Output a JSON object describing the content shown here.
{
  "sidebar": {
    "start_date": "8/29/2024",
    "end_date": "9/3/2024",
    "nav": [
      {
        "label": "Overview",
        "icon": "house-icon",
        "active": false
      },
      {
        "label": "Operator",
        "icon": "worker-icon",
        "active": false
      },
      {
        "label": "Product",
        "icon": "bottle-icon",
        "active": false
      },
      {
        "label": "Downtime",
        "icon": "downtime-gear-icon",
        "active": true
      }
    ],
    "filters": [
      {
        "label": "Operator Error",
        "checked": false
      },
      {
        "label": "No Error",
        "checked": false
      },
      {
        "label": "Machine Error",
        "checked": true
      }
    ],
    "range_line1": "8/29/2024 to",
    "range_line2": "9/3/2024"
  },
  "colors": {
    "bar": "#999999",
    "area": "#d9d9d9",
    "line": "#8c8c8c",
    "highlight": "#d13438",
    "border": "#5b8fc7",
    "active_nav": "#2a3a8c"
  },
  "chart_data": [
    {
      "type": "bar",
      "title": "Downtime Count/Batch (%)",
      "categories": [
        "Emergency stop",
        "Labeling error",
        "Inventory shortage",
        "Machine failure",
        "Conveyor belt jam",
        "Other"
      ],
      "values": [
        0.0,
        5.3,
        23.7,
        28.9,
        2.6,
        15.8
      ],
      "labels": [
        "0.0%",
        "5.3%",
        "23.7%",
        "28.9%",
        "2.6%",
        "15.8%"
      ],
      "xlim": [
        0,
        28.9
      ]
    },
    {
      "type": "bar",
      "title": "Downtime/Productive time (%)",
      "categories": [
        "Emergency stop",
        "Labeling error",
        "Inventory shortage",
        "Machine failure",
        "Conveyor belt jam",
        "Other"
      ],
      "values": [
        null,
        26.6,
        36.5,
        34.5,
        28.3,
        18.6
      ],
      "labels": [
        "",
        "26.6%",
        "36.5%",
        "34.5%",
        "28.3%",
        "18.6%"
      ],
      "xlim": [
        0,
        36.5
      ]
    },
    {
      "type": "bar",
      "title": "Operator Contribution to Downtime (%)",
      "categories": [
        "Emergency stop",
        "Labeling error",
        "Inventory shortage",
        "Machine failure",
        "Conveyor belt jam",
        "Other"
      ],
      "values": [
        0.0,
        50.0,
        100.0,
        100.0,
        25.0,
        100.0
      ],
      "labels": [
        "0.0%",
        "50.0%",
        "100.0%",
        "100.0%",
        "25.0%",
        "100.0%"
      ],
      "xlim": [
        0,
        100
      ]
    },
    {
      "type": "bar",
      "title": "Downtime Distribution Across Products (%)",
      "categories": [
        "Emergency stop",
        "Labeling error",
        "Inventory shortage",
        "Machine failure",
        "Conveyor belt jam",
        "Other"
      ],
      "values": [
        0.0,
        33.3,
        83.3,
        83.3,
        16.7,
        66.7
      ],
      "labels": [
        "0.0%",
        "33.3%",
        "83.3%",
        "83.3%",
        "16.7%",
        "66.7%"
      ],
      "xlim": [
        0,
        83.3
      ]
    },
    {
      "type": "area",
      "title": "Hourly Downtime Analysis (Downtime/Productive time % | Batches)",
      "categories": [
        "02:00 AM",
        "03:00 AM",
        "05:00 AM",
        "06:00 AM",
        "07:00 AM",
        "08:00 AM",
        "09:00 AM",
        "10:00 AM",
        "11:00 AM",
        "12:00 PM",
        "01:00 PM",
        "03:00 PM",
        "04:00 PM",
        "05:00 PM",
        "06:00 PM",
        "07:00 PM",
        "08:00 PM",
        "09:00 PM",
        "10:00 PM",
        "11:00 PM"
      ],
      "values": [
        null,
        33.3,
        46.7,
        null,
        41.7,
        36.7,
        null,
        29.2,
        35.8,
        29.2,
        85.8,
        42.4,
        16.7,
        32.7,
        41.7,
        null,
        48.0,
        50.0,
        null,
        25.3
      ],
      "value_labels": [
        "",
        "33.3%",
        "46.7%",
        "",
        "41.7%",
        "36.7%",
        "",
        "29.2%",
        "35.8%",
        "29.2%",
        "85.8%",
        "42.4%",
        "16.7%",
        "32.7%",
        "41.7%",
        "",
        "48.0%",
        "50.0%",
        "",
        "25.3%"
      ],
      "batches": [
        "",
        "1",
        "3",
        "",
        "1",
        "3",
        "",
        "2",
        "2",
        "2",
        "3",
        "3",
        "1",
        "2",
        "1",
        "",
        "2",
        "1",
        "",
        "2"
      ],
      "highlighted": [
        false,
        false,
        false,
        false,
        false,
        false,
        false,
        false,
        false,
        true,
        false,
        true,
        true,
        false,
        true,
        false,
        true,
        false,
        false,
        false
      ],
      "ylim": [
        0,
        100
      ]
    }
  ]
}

▶ **What needs to be done**: Send back every record, precisely as written.

▶ **Response to the exercise**:
Output a JSON object describing the content shown here.
{
  "sidebar": {
    "start_date": "8/29/2024",
    "end_date": "9/3/2024",
    "nav": [
      {
        "label": "Overview",
        "icon": "house-icon",
        "active": false
      },
      {
        "label": "Operator",
        "icon": "worker-icon",
        "active": false
      },
      {
        "label": "Product",
        "icon": "bottle-icon",
        "active": false
      },
      {
        "label": "Downtime",
        "icon": "downtime-gear-icon",
        "active": true
      }
    ],
    "filters": [
      {
        "label": "Operator Error",
        "checked": false
      },
      {
        "label": "No Error",
        "checked": false
      },
      {
        "label": "Machine Error",
        "checked": true
      }
    ],
    "range_line1": "8/29/2024 to",
    "range_line2": "9/3/2024"
  },
  "colors": {
    "bar": "#999999",
    "area": "#d9d9d9",
    "line": "#8c8c8c",
    "highlight": "#d13438",
    "border": "#5b8fc7",
    "active_nav": "#2a3a8c"
  },
  "chart_data": [
    {
      "type": "bar",
      "title": "Downtime Count/Batch (%)",
      "categories": [
        "Emergency stop",
        "Labeling error",
        "Inventory shortage",
        "Machine failure",
        "Conveyor belt jam",
        "Other"
      ],
      "values": [
        0.0,
        5.3,
        23.7,
        28.9,
        2.6,
        15.8
      ],
      "labels": [
        "0.0%",
        "5.3%",
        "23.7%",
        "28.9%",
        "2.6%",
        "15.8%"
      ],
      "xlim": [
        0,
        28.9
      ]
    },
    {
      "type": "bar",
      "title": "Downtime/Productive time (%)",
      "categories": [
        "Emergency stop",
        "Labeling error",
        "Inventory shortage",
        "Machine failure",
        "Conveyor belt jam",
        "Other"
      ],
      "values": [
        null,
        26.6,
        36.5,
        34.5,
        28.3,
        18.6
      ],
      "labels": [
        "",
        "26.6%",
        "36.5%",
        "34.5%",
        "28.3%",
        "18.6%"
      ],
      "xlim": [
        0,
        36.5
      ]
    },
    {
      "type": "bar",
      "title": "Operator Contribution to Downtime (%)",
      "categories": [
        "Emergency stop",
        "Labeling error",
        "Inventory shortage",
        "Machine failure",
        "Conveyor belt jam",
        "Other"
      ],
      "values": [
        0.0,
        50.0,
        100.0,
        100.0,
        25.0,
        100.0
      ],
      "labels": [
        "0.0%",
        "50.0%",
        "100.0%",
        "100.0%",
        "25.0%",
        "100.0%"
      ],
      "xlim": [
        0,
        100
      ]
    },
    {
      "type": "bar",
      "title": "Downtime Distribution Across Products (%)",
      "categories": [
        "Emergency stop",
        "Labeling error",
        "Inventory shortage",
        "Machine failure",
        "Conveyor belt jam",
        "Other"
      ],
      "values": [
        0.0,
        33.3,
        83.3,
        83.3,
        16.7,
        66.7
      ],
      "labels": [
        "0.0%",
        "33.3%",
        "83.3%",
        "83.3%",
        "16.7%",
        "66.7%"
      ],
      "xlim": [
        0,
        83.3
      ]
    },
    {
      "type": "area",
      "title": "Hourly Downtime Analysis (Downtime/Productive time % | Batches)",
      "categories": [
        "02:00 AM",
        "03:00 AM",
        "05:00 AM",
        "06:00 AM",
        "07:00 AM",
        "08:00 AM",
        "09:00 AM",
        "10:00 AM",
        "11:00 AM",
        "12:00 PM",
        "01:00 PM",
        "03:00 PM",
        "04:00 PM",
        "05:00 PM",
        "06:00 PM",
        "07:00 PM",
        "08:00 PM",
        "09:00 PM",
        "10:00 PM",
        "11:00 PM"
      ],
      "values": [
        null,
        33.3,
        46.7,
        null,
        41.7,
        36.7,
        null,
        29.2,
        35.8,
        29.2,
        85.8,
        42.4,
        16.7,
        32.7,
        41.7,
        null,
        48.0,
        50.0,
        null,
        25.3
      ],
      "value_labels": [
        "",
        "33.3%",
        "46.7%",
        "",
        "41.7%",
        "36.7%",
        "",
        "29.2%",
        "35.8%",
        "29.2%",
        "85.8%",
        "42.4%",
        "16.7%",
        "32.7%",
        "41.7%",
        "",
        "48.0%",
        "50.0%",
        "",
        "25.3%"
      ],
      "batches": [
        "",
        "1",
        "3",
        "",
        "1",
        "3",
        "",
        "2",
        "2",
        "2",
        "3",
        "3",
        "1",
        "2",
        "1",
        "",
        "2",
        "1",
        "",
        "2"
      ],
      "highlighted": [
        false,
        false,
        false,
        false,
        false,
        false,
        false,
        false,
        false,
        true,
        false,
        true,
        true,
        false,
        true,
        false,
        true,
        false,
        false,
        false
      ],
      "ylim": [
        0,
        100
      ]
    }
  ]
}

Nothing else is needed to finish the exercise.